Non, nous ne sommes pas à vendre !
Quand il est question d’accorder de nouveaux droits à la femme tunisienne, même minimes et symboliques, les réactionnaires bien de chez nous sortent le grand jeu. Côté insultes et accusations d’apostasie, nos amis gardiens de la morale et preux défenseurs des valeurs traditionnelles ne se ménagent pas.
Après le tollé provoqué par l’initiative présidentielle d’instaurer l’égalité dans l’héritage, voici que la suppression de la dot lors du mariage et la possibilité de choisir le nom de famille de la mère, font jaser nos puritains. Certains fâcheux personnages qui ne pointent du nez que lorsqu’une avancée en la matière est proposée, iront même jusqu’à menacer les instigateurs de telles réformes, à leur tête la militante féministe et députée Bochra Belhaj Hmida.

Données sources →
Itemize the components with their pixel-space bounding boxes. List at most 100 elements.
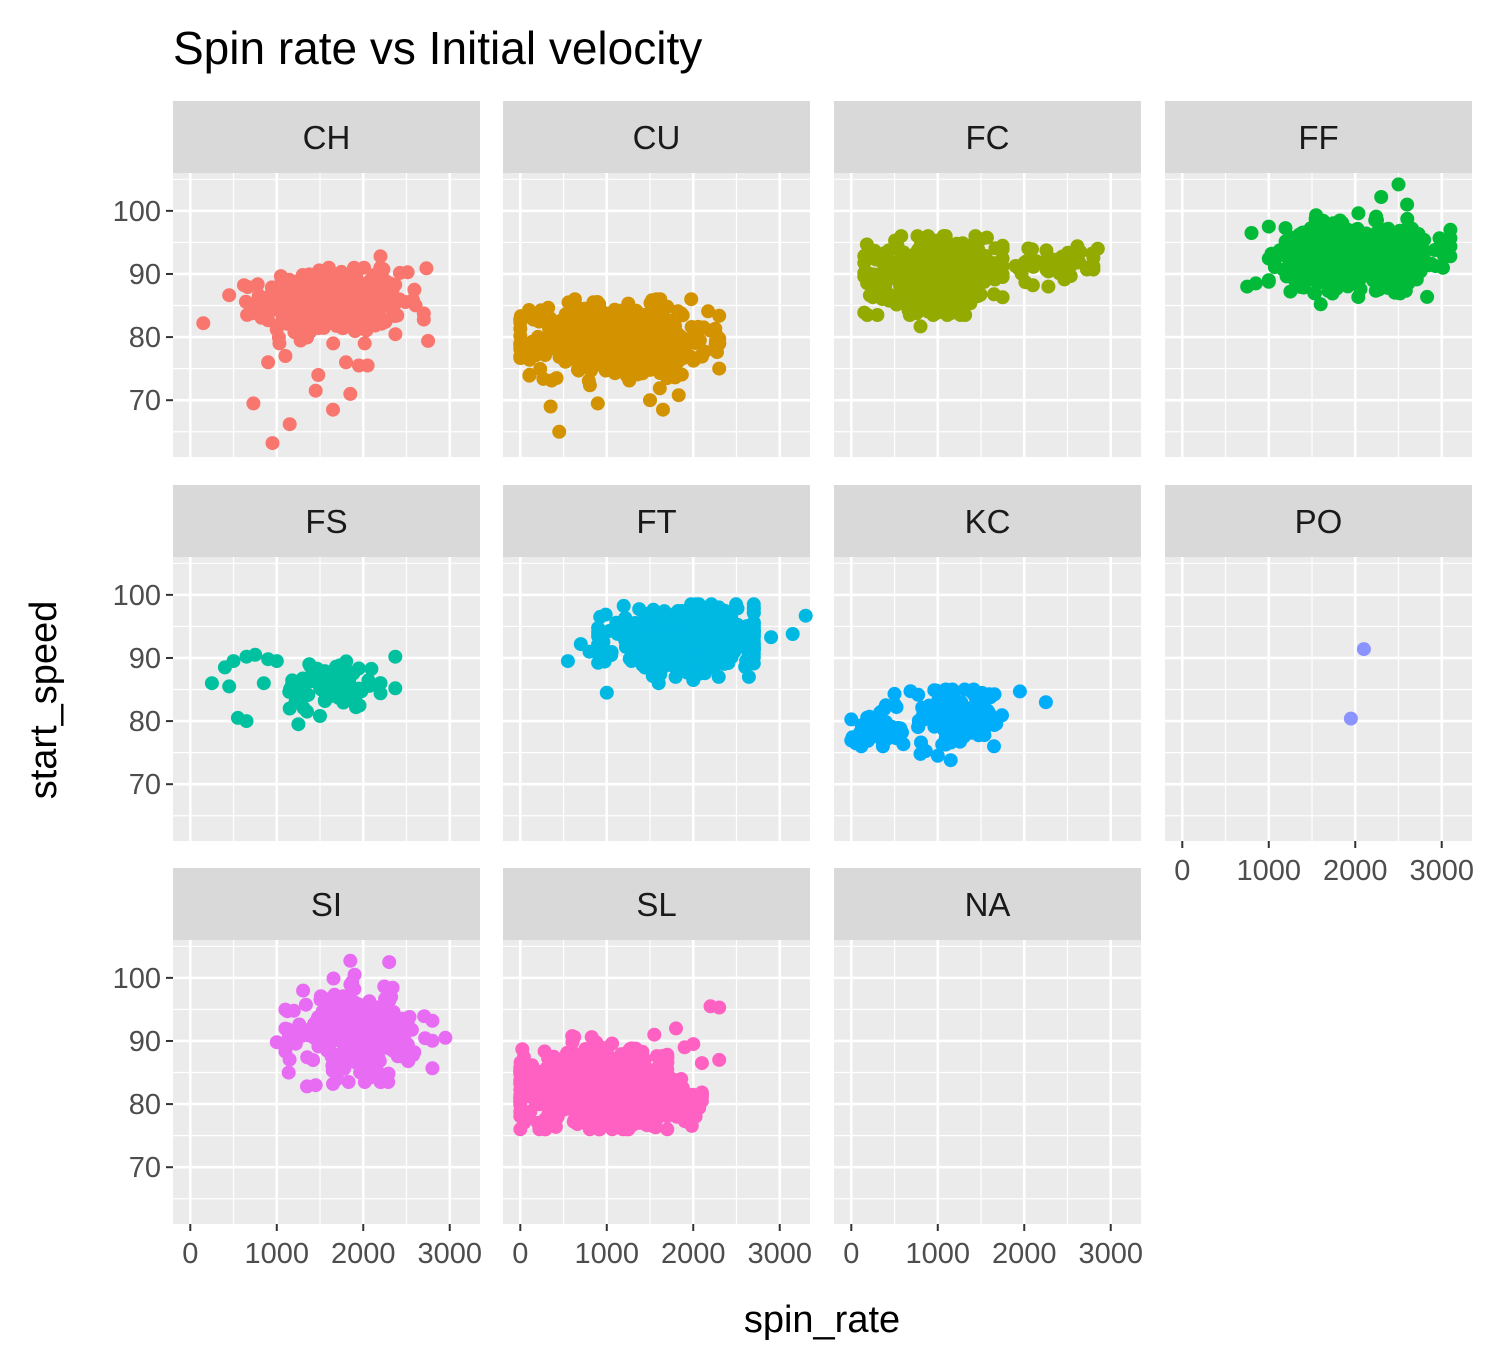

Travail à faire →
- 1) Restituez sans rien modifier le passage de l'extrait sur les droits de la femme tunisienne qui va de « Quand il est » jusqu'à « se ménagent pas. » inclus.
- 2) Répondez brièvement à ces questions sur l'extrait consacré aux droits de la femme tunisienne :
(a) Quelle initiative présidentielle a provoqué un tollé ?
(b) Quelles deux mesures font jaser « nos puritains » ?
(c) Qui l'extrait place-t-il à la tête des instigateurs de ces réformes ?
- 3) Prolongez le texte sur les nouveaux droits de la femme tunisienne à la suite de sa dernière phrase.

Exercices corrigés →
- 1)
Quand il est question d’accorder de nouveaux droits à la femme tunisienne, même minimes et symboliques, les réactionnaires bien de chez nous sortent le grand jeu. Côté insultes et accusations d’apostasie, nos amis gardiens de la morale et preux défenseurs des valeurs traditionnelles ne se ménagent pas.

- 2)
(a) L'initiative d'instaurer l'égalité dans l'héritage.
(b) La suppression de la dot lors du mariage et la possibilité de choisir le nom de famille de la mère.
(c) La militante féministe et députée Bochra Belhaj Hmida.

- 3)
La campagne de dénigrement est donc partie sur la base de rumeurs selon lesquelles la commission des libertés individuelles proposerait, entre autre, l’abolition de l’institution éculée de la dot ou la possibilité pour la mère d’octroyer son nom de famille à sa progéniture. O blasphème ! O sacrilège ! Branle-bas de combat sur les réseaux sociaux. Il fallait encore une fois se mobiliser contre les apostats et protéger l’Islam menacé au plus haut point par ces renégats de droit-de-l’hommistes féministes !
Ce n’est que dans de pareilles situations que la véritable essence d’une grande frange de la population montre son côté obscurantiste et réfractaire à tout changement. A dire qu’une majorité du peuple tunisien n’aspire qu’à un retour aux pratiques de temps révolus où la femme était considérée comme un être de seconde zone, une marchandise qu’on pourrait s’échanger et acquérir (quoique sur ce dernier point les sociétés occidentales ont à leur façon instauré l’objectification de la femme).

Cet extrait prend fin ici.